▸ **Data provided**

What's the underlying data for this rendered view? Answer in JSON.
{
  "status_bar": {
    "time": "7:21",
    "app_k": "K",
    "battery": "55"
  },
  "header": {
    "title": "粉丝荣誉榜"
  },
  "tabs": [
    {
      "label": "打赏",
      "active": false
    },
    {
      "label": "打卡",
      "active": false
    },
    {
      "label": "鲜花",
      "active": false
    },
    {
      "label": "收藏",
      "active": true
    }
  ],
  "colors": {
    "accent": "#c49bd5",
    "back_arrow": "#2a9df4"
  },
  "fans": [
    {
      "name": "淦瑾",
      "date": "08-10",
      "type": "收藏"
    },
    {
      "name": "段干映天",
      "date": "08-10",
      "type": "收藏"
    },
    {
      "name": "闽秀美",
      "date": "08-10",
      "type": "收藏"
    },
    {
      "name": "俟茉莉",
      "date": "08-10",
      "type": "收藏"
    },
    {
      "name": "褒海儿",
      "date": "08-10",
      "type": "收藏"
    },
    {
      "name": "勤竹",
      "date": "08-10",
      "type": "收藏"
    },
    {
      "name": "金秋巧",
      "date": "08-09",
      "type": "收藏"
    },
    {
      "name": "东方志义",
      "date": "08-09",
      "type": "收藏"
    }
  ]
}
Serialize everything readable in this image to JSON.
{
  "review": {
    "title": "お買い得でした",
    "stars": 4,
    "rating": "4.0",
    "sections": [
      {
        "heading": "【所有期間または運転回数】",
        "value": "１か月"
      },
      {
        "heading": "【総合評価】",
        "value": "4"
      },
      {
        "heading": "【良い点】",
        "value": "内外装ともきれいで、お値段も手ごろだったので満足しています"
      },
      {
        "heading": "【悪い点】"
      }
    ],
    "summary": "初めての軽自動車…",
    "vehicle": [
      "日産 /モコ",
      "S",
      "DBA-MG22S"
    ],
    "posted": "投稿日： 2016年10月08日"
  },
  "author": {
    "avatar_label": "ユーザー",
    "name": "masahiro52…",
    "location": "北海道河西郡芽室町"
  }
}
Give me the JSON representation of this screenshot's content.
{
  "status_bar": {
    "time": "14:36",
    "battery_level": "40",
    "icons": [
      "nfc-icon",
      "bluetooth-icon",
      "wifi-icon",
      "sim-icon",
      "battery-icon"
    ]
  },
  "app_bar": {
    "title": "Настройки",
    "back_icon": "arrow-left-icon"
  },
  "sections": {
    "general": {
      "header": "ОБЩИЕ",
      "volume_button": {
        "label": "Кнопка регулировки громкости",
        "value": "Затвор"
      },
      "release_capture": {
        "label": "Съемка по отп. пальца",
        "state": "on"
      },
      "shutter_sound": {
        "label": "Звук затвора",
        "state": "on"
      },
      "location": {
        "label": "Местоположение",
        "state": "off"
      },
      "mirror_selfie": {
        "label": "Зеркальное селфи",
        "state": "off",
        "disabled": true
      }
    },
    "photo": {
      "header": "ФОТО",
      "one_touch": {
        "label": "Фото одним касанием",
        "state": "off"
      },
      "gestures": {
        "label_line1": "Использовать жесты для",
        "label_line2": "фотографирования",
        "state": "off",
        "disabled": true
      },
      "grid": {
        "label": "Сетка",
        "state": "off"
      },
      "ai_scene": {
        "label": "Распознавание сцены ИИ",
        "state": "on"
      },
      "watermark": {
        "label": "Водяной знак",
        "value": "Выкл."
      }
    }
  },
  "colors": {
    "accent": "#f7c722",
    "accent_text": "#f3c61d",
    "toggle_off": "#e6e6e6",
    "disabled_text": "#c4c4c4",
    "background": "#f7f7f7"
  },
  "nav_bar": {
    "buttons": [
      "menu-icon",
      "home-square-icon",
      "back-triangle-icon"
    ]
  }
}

▸ **Your objective**
Return all lines of the material above in which the word "value" occurs.

▸ **Result of the exercise**
        "value": "１か月"
        "value": "4"
        "value": "内外装ともきれいで、お値段も手ごろだったので満足しています"
        "value": "Затвор"
        "value": "Выкл."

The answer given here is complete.